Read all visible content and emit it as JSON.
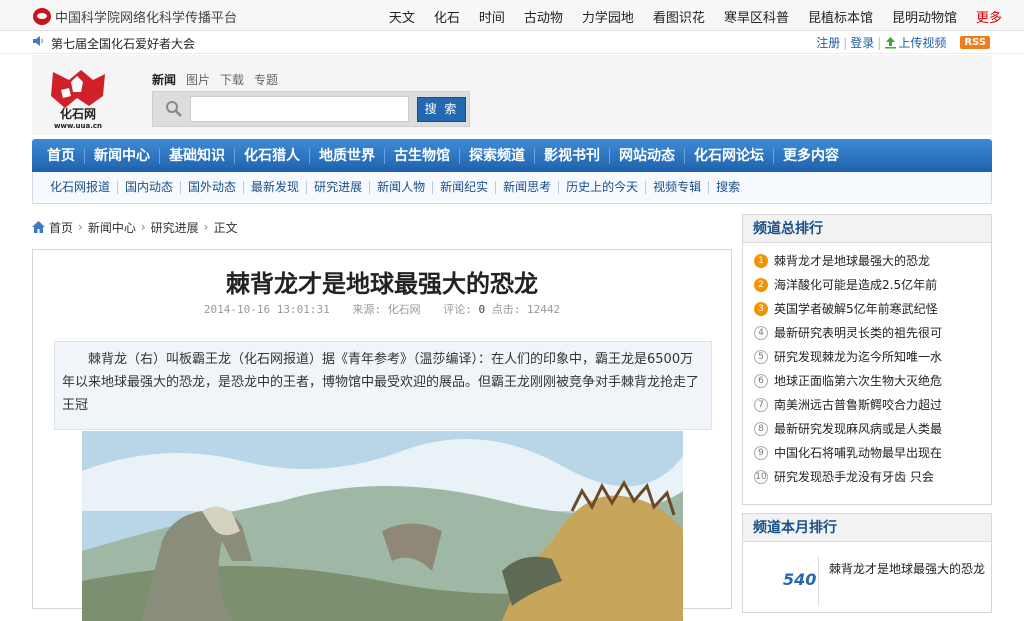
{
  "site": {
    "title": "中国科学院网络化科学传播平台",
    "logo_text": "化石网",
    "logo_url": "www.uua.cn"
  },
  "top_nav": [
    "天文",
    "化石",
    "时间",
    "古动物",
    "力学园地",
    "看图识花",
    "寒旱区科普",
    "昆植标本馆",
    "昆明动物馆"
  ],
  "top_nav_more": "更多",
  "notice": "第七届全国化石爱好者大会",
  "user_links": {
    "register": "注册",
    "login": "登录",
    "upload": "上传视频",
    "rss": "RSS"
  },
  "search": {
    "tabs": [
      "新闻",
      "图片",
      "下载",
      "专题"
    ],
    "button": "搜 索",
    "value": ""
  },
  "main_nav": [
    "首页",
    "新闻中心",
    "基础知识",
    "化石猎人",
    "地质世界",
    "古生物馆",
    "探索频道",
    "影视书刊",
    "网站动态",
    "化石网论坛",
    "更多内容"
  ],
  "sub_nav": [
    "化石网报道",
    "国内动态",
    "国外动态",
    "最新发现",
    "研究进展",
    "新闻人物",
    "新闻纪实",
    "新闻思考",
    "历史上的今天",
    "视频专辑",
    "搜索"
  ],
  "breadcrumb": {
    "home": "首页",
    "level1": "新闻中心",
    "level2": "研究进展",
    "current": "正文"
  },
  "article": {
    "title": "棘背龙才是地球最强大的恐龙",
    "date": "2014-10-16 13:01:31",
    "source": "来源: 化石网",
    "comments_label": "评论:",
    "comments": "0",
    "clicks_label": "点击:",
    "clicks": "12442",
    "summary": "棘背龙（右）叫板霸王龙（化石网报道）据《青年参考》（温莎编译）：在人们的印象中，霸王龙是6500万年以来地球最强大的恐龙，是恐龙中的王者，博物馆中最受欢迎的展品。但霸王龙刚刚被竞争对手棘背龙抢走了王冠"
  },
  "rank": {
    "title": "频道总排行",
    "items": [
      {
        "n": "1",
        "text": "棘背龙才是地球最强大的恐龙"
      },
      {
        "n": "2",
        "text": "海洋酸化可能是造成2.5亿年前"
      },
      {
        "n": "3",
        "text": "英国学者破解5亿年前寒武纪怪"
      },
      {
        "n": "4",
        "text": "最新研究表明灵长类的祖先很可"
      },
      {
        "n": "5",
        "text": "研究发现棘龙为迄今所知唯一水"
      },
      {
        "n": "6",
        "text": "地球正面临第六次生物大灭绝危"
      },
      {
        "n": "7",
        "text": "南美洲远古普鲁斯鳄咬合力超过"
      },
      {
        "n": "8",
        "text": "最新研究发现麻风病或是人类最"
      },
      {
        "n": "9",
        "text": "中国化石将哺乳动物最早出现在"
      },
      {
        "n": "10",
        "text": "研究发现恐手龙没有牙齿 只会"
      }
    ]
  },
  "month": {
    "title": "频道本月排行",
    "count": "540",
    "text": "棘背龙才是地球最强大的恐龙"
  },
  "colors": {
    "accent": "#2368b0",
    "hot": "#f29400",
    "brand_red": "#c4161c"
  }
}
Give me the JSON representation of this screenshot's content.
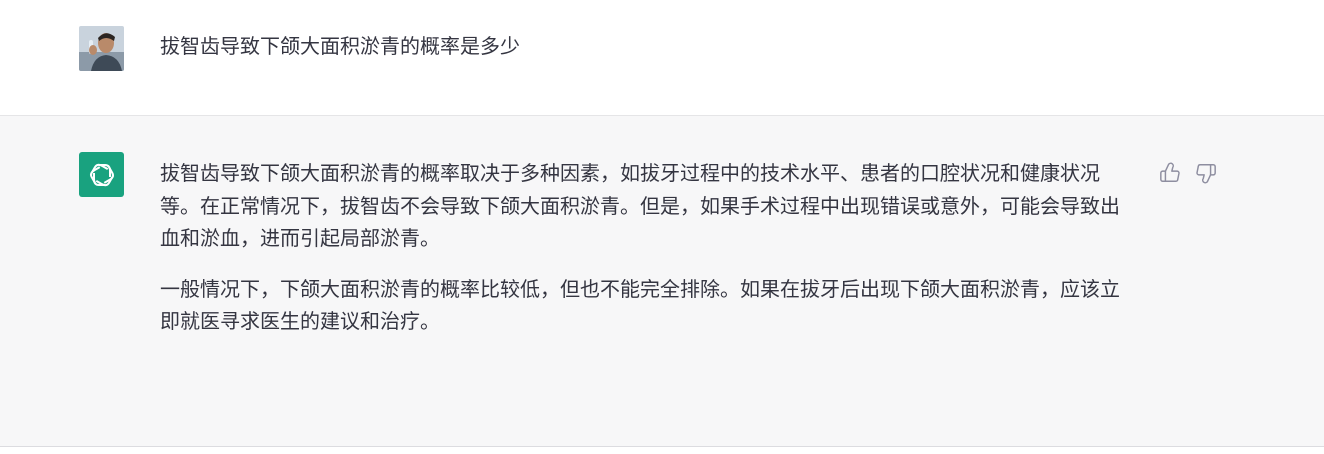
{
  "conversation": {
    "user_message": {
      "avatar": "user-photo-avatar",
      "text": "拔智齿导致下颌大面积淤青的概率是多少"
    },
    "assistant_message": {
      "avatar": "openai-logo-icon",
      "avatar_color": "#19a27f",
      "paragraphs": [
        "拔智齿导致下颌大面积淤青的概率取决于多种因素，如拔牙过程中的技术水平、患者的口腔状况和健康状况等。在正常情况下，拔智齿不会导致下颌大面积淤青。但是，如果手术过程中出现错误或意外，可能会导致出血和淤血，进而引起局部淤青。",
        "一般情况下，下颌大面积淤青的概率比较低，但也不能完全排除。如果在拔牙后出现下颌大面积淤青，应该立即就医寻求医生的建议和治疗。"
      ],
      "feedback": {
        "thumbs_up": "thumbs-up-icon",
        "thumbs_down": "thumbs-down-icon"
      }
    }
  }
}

■ ■ ■ ■ ■

INSTRUCTIONS FOR THE TASK:
Set the listing down in full and exactly. Pictures within it should not appear in the copy.

THE RESULT:
Read all visible content and emit it as JSON.
{
  "site": {
    "title": "中国科学院网络化科学传播平台",
    "logo_text": "化石网",
    "logo_url": "www.uua.cn"
  },
  "top_nav": [
    "天文",
    "化石",
    "时间",
    "古动物",
    "力学园地",
    "看图识花",
    "寒旱区科普",
    "昆植标本馆",
    "昆明动物馆"
  ],
  "top_nav_more": "更多",
  "notice": "第七届全国化石爱好者大会",
  "user_links": {
    "register": "注册",
    "login": "登录",
    "upload": "上传视频",
    "rss": "RSS"
  },
  "search": {
    "tabs": [
      "新闻",
      "图片",
      "下载",
      "专题"
    ],
    "button": "搜 索",
    "value": ""
  },
  "main_nav": [
    "首页",
    "新闻中心",
    "基础知识",
    "化石猎人",
    "地质世界",
    "古生物馆",
    "探索频道",
    "影视书刊",
    "网站动态",
    "化石网论坛",
    "更多内容"
  ],
  "sub_nav": [
    "化石网报道",
    "国内动态",
    "国外动态",
    "最新发现",
    "研究进展",
    "新闻人物",
    "新闻纪实",
    "新闻思考",
    "历史上的今天",
    "视频专辑",
    "搜索"
  ],
  "breadcrumb": {
    "home": "首页",
    "level1": "新闻中心",
    "level2": "研究进展",
    "current": "正文"
  },
  "article": {
    "title": "棘背龙才是地球最强大的恐龙",
    "date": "2014-10-16 13:01:31",
    "source": "来源: 化石网",
    "comments_label": "评论:",
    "comments": "0",
    "clicks_label": "点击:",
    "clicks": "12442",
    "summary": "棘背龙（右）叫板霸王龙（化石网报道）据《青年参考》（温莎编译）：在人们的印象中，霸王龙是6500万年以来地球最强大的恐龙，是恐龙中的王者，博物馆中最受欢迎的展品。但霸王龙刚刚被竞争对手棘背龙抢走了王冠"
  },
  "rank": {
    "title": "频道总排行",
    "items": [
      {
        "n": "1",
        "text": "棘背龙才是地球最强大的恐龙"
      },
      {
        "n": "2",
        "text": "海洋酸化可能是造成2.5亿年前"
      },
      {
        "n": "3",
        "text": "英国学者破解5亿年前寒武纪怪"
      },
      {
        "n": "4",
        "text": "最新研究表明灵长类的祖先很可"
      },
      {
        "n": "5",
        "text": "研究发现棘龙为迄今所知唯一水"
      },
      {
        "n": "6",
        "text": "地球正面临第六次生物大灭绝危"
      },
      {
        "n": "7",
        "text": "南美洲远古普鲁斯鳄咬合力超过"
      },
      {
        "n": "8",
        "text": "最新研究发现麻风病或是人类最"
      },
      {
        "n": "9",
        "text": "中国化石将哺乳动物最早出现在"
      },
      {
        "n": "10",
        "text": "研究发现恐手龙没有牙齿 只会"
      }
    ]
  },
  "month": {
    "title": "频道本月排行",
    "count": "540",
    "text": "棘背龙才是地球最强大的恐龙"
  },
  "colors": {
    "accent": "#2368b0",
    "hot": "#f29400",
    "brand_red": "#c4161c"
  }
}
Give me the JSON representation of this screenshot's content.
{
  "conversation": {
    "user_message": {
      "avatar": "user-photo-avatar",
      "text": "拔智齿导致下颌大面积淤青的概率是多少"
    },
    "assistant_message": {
      "avatar": "openai-logo-icon",
      "avatar_color": "#19a27f",
      "paragraphs": [
        "拔智齿导致下颌大面积淤青的概率取决于多种因素，如拔牙过程中的技术水平、患者的口腔状况和健康状况等。在正常情况下，拔智齿不会导致下颌大面积淤青。但是，如果手术过程中出现错误或意外，可能会导致出血和淤血，进而引起局部淤青。",
        "一般情况下，下颌大面积淤青的概率比较低，但也不能完全排除。如果在拔牙后出现下颌大面积淤青，应该立即就医寻求医生的建议和治疗。"
      ],
      "feedback": {
        "thumbs_up": "thumbs-up-icon",
        "thumbs_down": "thumbs-down-icon"
      }
    }
  }
}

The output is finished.